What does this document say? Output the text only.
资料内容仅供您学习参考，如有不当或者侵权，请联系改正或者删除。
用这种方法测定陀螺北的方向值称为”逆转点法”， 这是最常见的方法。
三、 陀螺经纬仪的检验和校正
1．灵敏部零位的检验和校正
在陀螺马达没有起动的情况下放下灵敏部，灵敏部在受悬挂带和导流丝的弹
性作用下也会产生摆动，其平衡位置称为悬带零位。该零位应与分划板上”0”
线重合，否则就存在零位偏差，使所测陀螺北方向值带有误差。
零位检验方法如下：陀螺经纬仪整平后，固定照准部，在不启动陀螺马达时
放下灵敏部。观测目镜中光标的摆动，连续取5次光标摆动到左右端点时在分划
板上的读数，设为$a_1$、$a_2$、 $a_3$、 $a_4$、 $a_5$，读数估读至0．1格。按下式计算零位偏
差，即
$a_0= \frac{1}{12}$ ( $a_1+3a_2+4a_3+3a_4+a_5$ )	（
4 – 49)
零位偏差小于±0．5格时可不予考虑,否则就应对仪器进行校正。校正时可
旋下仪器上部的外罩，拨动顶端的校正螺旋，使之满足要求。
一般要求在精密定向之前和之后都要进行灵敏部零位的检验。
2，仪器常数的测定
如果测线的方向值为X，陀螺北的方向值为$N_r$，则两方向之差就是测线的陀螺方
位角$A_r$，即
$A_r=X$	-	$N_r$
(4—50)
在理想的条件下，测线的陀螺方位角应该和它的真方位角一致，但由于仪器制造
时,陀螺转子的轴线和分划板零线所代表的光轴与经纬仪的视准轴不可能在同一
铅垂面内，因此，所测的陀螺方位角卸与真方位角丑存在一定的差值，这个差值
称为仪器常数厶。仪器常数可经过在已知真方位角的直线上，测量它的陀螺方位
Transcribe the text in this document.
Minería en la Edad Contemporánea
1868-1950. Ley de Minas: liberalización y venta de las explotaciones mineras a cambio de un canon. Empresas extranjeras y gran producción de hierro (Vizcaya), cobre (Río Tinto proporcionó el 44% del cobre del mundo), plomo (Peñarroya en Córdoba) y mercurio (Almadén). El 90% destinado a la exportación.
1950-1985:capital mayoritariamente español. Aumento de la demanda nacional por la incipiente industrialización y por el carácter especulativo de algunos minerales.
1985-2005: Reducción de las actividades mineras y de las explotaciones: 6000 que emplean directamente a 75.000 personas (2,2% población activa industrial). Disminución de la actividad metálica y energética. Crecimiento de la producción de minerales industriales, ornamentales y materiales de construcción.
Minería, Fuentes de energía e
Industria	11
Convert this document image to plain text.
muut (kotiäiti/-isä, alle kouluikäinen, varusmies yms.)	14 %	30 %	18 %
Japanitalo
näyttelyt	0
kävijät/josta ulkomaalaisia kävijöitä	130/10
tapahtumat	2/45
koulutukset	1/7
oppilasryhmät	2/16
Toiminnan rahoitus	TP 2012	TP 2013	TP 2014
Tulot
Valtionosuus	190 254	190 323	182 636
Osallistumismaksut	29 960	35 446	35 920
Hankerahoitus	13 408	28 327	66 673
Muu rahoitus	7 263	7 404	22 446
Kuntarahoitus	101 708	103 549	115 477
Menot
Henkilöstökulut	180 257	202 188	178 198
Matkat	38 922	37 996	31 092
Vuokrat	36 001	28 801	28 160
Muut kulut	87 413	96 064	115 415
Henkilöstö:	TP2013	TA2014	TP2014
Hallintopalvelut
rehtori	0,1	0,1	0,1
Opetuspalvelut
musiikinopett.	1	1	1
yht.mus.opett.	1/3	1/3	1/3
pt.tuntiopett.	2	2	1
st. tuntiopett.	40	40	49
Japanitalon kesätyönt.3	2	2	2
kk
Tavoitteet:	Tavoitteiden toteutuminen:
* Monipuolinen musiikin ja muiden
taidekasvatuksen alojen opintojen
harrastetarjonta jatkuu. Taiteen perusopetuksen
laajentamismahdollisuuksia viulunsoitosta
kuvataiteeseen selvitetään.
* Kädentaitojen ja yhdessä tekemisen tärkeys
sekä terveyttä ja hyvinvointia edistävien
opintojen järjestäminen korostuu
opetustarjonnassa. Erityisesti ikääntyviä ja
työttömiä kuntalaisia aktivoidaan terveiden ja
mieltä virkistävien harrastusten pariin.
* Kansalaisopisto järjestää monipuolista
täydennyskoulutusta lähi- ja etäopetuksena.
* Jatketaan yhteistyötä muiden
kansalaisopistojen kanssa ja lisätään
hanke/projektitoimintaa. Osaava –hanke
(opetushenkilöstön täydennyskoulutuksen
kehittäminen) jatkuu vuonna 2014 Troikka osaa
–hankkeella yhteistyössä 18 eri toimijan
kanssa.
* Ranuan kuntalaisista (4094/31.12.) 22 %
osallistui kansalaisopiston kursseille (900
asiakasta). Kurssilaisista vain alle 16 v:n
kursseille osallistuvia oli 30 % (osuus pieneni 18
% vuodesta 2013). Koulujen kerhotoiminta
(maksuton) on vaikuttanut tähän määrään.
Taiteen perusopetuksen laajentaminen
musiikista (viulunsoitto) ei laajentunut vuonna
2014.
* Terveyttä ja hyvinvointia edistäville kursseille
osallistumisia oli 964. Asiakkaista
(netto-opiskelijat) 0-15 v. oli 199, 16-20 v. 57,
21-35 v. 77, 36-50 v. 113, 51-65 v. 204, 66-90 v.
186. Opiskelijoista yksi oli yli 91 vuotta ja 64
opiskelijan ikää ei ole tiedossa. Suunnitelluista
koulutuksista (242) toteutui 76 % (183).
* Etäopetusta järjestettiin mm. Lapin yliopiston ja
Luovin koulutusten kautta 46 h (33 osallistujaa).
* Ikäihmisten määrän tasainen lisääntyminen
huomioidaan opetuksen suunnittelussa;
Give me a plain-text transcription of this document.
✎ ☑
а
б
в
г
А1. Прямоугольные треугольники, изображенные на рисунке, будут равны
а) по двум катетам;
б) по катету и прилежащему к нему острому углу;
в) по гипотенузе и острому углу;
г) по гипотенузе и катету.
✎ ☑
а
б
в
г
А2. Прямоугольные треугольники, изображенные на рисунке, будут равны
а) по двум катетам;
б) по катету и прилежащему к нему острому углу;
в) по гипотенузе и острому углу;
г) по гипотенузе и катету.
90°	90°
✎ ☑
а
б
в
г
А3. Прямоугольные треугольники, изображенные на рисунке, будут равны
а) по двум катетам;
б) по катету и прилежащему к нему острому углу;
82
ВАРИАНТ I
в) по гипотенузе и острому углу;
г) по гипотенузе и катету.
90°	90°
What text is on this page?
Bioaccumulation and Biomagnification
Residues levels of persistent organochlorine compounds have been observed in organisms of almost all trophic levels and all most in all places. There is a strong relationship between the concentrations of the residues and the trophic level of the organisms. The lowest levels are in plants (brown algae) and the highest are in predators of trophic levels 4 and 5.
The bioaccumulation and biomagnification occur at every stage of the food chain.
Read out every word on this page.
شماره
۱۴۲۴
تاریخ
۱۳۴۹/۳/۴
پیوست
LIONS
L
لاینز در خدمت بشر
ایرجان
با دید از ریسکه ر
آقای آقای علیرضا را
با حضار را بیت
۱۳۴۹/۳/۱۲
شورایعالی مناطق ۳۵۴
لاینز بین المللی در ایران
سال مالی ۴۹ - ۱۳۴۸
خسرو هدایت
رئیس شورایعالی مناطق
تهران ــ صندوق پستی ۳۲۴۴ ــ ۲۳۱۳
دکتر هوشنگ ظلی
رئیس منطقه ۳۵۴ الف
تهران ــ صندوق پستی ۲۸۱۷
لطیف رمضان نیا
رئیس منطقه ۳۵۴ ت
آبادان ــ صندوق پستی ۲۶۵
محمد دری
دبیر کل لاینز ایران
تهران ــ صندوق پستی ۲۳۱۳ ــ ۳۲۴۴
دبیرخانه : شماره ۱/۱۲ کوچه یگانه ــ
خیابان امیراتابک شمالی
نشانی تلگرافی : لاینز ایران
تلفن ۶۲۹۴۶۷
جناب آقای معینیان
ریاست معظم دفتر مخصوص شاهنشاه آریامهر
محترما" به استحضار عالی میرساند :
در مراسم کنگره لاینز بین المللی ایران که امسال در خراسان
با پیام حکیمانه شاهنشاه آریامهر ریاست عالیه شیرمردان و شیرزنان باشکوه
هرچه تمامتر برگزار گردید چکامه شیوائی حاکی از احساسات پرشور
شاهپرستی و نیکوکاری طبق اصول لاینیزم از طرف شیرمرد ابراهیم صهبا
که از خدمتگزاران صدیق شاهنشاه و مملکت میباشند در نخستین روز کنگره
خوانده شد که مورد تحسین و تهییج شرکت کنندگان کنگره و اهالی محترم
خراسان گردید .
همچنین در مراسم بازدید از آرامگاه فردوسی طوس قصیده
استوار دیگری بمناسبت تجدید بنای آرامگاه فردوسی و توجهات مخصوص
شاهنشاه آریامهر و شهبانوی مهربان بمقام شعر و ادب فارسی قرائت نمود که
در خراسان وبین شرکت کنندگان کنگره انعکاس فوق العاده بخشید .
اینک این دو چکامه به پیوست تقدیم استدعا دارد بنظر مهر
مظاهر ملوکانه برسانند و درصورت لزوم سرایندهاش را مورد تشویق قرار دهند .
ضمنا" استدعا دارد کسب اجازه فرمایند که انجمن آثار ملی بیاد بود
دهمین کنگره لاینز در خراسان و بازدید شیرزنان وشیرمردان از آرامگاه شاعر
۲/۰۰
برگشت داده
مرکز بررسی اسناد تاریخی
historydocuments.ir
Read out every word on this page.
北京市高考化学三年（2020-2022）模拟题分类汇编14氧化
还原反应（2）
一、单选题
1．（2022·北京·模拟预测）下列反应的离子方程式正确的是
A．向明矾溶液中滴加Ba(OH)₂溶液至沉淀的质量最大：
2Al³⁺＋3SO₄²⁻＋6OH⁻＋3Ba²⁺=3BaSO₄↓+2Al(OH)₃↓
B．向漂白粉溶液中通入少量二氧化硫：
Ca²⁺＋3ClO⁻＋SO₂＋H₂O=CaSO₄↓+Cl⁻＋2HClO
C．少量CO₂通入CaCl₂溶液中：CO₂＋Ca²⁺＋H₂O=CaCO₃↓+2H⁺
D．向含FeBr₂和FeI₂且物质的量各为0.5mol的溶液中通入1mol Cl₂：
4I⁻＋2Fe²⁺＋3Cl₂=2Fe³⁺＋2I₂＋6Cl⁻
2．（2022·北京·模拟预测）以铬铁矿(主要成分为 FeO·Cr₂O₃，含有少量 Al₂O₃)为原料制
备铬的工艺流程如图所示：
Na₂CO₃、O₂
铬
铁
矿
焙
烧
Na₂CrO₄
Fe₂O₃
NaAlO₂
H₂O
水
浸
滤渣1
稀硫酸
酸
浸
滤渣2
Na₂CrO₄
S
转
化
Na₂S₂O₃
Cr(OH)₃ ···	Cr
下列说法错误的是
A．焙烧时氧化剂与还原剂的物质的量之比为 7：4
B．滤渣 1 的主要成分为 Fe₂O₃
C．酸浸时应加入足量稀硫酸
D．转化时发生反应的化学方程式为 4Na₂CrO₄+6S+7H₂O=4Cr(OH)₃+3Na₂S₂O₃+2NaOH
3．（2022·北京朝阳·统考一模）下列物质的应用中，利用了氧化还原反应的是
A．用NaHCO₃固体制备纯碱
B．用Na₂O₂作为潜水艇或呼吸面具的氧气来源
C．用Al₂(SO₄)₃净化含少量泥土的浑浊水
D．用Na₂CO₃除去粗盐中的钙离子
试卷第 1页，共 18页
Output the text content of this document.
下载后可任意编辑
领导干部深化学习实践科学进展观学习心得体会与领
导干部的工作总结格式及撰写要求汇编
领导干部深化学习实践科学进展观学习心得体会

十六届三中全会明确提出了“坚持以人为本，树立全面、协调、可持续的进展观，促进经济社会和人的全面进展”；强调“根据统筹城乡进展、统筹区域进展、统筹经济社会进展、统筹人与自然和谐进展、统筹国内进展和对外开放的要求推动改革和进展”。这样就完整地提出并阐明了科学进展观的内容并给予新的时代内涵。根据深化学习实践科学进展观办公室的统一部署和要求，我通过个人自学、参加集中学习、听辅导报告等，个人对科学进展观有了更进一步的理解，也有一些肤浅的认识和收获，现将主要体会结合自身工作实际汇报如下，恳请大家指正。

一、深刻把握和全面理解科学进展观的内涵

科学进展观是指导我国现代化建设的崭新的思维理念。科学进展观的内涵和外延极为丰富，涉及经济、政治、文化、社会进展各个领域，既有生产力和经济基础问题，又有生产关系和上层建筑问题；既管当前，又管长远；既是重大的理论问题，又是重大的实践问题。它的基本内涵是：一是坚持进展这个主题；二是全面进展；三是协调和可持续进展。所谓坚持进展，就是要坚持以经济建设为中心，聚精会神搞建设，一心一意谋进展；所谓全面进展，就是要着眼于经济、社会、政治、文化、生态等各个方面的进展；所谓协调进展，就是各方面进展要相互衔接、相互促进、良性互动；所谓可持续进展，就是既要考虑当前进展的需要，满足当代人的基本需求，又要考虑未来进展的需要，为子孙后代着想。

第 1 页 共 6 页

__Required work__. Extract each line from the listing that holds the word "استدعا".

__The answer__.
اینک این دو چکامه به پیوست تقدیم استدعا دارد بنظر مهر
ضمنا" استدعا دارد کسب اجازه فرمایند که انجمن آثار ملی بیاد بود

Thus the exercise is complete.